_The exercise_
Among the entries, which lines carry the string "закономерности"? Copy each of them.

_Information given_
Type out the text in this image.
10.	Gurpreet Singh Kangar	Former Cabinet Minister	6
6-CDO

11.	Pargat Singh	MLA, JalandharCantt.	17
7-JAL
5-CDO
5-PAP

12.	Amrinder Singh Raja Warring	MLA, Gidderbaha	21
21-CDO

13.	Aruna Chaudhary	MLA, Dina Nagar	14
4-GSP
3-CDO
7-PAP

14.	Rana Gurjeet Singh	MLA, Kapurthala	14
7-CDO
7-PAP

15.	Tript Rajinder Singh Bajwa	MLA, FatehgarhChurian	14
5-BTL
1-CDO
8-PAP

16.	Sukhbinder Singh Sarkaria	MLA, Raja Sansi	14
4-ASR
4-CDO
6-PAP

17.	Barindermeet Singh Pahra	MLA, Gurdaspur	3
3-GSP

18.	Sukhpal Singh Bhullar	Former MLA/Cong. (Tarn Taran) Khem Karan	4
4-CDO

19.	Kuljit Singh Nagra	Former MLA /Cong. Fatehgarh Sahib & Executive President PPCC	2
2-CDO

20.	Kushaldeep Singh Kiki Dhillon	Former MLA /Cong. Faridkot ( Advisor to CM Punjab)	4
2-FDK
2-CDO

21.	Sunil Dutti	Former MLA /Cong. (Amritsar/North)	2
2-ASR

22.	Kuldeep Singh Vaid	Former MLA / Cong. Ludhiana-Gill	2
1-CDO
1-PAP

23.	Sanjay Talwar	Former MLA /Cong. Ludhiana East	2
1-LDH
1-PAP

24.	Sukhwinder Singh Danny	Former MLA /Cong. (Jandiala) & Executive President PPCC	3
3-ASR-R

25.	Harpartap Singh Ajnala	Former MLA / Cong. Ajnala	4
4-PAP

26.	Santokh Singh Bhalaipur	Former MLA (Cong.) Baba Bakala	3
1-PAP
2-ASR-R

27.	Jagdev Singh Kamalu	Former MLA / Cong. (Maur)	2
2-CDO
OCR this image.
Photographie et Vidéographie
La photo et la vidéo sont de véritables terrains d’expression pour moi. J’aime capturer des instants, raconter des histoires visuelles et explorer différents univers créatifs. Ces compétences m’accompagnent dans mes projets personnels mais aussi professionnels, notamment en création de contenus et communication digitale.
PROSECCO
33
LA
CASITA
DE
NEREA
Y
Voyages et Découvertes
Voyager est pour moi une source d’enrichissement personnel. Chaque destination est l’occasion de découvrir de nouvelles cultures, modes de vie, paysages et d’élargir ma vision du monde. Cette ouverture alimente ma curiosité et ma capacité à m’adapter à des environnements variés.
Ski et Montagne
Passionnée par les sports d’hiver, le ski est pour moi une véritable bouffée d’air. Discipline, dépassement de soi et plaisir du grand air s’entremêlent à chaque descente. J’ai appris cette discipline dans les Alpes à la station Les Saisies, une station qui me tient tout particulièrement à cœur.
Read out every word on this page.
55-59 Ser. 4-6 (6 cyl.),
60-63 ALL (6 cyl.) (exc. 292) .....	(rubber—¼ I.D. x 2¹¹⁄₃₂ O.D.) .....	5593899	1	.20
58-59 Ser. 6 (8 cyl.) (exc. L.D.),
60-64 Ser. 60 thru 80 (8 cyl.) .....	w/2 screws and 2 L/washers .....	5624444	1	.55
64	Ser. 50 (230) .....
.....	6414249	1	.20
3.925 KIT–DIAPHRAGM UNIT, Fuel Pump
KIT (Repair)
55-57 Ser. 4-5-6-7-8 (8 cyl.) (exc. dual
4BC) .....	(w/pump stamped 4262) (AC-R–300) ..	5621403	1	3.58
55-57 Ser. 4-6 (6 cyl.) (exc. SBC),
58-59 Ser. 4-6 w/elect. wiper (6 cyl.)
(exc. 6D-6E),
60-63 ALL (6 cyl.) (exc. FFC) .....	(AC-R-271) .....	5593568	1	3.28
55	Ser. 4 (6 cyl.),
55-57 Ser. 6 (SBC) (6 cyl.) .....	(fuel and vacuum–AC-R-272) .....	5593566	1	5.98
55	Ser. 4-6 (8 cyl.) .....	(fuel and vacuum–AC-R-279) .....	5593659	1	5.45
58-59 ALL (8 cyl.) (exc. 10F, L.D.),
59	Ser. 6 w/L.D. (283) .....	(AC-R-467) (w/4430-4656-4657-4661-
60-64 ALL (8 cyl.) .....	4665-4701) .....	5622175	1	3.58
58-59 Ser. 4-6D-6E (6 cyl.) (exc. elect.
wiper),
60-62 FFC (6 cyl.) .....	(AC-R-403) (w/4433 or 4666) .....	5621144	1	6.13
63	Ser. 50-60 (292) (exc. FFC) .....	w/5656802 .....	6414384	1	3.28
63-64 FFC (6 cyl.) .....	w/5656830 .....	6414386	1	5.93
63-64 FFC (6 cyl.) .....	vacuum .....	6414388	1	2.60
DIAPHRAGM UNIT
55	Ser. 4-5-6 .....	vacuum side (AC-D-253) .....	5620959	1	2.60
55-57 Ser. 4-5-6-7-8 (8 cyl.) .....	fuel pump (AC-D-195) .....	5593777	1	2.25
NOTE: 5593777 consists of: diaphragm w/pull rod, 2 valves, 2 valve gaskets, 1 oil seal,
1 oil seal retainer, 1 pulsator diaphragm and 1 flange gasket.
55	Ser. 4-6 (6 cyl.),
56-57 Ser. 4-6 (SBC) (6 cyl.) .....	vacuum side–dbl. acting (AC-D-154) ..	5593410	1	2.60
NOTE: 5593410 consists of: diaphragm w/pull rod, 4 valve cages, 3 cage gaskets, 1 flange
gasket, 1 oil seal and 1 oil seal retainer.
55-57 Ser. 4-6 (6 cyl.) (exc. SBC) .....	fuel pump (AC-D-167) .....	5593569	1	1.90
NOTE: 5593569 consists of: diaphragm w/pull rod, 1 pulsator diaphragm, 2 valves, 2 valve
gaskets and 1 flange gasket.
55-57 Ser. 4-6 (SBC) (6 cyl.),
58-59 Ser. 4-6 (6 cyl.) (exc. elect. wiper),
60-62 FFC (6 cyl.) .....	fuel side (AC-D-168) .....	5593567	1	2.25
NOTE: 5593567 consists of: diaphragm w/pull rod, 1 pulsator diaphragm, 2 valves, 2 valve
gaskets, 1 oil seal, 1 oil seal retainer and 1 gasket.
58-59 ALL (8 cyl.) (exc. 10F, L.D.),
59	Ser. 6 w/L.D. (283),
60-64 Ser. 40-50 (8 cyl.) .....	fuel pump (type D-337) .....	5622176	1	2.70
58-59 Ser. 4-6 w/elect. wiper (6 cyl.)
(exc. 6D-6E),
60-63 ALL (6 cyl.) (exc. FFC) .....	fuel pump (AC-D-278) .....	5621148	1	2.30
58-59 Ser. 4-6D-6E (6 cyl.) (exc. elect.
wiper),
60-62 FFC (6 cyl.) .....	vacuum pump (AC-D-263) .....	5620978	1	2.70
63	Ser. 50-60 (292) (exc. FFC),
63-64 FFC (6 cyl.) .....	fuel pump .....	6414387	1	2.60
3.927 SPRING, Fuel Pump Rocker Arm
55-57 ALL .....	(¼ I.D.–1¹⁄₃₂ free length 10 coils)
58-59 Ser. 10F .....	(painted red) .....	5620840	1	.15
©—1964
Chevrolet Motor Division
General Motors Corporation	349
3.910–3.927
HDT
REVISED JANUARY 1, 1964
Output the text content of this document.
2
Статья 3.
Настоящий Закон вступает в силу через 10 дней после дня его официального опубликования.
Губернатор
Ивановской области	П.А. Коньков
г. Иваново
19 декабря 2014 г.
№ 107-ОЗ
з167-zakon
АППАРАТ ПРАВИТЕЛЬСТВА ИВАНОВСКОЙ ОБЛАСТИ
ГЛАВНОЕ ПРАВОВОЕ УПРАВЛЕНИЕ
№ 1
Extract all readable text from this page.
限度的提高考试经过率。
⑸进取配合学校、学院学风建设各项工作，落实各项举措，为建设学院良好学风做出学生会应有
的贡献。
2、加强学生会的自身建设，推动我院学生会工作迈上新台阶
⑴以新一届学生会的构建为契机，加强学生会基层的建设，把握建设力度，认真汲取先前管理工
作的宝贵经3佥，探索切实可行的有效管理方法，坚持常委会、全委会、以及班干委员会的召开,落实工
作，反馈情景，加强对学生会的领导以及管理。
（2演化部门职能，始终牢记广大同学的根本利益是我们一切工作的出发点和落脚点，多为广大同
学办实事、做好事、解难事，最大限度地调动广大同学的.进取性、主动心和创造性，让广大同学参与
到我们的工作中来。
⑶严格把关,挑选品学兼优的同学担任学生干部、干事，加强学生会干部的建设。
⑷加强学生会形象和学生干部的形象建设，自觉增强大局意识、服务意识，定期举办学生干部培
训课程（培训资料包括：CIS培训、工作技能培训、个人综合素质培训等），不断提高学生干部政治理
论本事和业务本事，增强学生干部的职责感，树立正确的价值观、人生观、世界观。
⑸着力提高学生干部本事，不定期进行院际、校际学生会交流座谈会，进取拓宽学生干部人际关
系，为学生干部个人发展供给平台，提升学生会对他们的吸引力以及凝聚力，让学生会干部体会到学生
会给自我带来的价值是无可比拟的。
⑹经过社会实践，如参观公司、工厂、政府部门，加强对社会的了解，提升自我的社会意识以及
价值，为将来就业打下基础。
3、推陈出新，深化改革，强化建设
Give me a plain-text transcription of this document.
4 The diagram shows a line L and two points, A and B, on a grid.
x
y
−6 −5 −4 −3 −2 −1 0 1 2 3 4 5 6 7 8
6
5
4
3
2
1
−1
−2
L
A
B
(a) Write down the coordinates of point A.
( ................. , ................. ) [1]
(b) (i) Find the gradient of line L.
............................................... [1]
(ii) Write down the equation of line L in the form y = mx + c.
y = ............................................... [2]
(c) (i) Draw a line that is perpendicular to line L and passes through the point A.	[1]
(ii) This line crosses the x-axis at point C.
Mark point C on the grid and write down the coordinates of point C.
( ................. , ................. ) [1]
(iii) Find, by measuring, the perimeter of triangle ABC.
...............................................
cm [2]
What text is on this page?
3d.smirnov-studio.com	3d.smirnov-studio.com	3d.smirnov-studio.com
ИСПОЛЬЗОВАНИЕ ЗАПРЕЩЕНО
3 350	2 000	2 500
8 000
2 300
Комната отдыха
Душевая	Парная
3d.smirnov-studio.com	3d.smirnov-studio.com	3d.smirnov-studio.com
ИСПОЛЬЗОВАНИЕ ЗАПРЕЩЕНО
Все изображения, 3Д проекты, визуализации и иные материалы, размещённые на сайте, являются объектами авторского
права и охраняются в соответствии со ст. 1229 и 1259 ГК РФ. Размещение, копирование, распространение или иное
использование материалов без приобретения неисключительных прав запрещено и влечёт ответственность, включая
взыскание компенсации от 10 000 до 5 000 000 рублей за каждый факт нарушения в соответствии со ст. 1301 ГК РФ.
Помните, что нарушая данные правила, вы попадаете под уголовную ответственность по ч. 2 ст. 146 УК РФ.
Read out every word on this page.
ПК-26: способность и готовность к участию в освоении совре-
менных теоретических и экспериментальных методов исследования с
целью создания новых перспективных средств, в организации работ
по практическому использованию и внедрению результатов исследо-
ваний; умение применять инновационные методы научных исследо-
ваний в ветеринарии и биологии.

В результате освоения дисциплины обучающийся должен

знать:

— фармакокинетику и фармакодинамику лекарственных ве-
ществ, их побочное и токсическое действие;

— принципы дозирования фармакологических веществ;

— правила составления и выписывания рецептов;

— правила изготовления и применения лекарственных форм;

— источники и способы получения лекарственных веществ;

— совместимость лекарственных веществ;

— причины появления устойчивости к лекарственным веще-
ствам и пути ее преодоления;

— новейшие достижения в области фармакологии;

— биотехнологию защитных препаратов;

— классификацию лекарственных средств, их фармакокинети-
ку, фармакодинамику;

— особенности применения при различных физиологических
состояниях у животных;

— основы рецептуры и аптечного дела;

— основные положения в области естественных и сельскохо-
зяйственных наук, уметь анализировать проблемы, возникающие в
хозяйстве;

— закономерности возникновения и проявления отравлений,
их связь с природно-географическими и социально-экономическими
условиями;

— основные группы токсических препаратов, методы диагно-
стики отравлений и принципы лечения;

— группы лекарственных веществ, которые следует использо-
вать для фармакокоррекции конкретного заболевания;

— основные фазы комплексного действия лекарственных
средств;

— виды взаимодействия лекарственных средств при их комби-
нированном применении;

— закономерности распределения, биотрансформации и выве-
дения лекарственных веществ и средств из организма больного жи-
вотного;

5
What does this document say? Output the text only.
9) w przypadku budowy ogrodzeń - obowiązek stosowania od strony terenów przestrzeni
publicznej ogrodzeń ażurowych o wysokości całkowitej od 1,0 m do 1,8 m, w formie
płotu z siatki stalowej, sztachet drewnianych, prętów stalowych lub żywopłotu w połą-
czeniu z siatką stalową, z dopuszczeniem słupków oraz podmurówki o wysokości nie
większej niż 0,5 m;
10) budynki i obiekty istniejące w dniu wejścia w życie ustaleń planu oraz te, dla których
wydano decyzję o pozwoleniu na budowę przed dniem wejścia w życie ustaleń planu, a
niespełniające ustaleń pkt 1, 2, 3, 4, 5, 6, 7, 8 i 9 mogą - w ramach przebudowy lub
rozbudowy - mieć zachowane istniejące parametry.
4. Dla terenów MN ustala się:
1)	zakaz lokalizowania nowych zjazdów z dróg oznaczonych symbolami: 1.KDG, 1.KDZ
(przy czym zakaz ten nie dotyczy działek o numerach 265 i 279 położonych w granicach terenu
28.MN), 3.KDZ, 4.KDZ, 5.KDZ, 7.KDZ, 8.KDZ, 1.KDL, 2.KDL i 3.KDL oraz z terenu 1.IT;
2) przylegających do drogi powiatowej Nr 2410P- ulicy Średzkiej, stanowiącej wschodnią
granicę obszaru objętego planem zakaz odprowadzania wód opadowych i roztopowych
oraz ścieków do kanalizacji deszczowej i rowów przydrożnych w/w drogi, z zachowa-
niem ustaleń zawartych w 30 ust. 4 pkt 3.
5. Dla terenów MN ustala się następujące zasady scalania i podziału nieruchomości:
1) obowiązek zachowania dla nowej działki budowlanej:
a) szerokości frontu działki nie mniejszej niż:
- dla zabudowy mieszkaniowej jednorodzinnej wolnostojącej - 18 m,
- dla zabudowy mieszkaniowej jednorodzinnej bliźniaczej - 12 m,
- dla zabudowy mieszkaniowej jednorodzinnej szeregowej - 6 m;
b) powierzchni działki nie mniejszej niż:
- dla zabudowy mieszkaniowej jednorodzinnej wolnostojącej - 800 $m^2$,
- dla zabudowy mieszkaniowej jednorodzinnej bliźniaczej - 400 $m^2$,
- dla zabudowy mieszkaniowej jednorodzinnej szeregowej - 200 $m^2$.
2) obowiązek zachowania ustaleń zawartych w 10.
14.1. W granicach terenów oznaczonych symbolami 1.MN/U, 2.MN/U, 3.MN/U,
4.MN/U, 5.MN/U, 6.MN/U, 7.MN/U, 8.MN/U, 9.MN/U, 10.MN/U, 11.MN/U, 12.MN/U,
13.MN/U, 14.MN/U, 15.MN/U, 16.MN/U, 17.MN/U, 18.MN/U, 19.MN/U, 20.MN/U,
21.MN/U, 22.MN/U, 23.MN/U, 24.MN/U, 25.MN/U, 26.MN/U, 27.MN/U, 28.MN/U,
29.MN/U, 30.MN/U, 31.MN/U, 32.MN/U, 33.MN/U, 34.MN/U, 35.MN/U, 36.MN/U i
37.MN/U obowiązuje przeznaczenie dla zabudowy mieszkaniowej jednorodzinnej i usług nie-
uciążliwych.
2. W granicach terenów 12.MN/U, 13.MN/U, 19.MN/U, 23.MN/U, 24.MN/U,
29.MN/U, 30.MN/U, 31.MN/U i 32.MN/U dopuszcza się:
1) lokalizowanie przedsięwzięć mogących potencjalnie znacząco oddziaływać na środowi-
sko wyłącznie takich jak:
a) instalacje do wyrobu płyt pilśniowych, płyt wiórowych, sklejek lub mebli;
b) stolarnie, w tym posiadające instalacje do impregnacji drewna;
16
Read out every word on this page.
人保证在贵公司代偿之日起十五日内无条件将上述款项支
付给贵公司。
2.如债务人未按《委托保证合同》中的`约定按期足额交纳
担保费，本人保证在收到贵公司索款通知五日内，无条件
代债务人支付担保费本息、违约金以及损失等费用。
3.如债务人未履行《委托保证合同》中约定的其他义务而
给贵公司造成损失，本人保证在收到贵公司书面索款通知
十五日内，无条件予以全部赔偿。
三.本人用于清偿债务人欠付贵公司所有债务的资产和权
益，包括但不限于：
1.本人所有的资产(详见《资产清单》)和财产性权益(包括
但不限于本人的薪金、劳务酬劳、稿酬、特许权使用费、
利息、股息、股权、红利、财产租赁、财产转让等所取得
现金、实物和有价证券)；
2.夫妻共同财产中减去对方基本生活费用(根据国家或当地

_Result of this task_
— закономерности возникновения и проявления отравлений,
— закономерности распределения, биотрансформации и выве-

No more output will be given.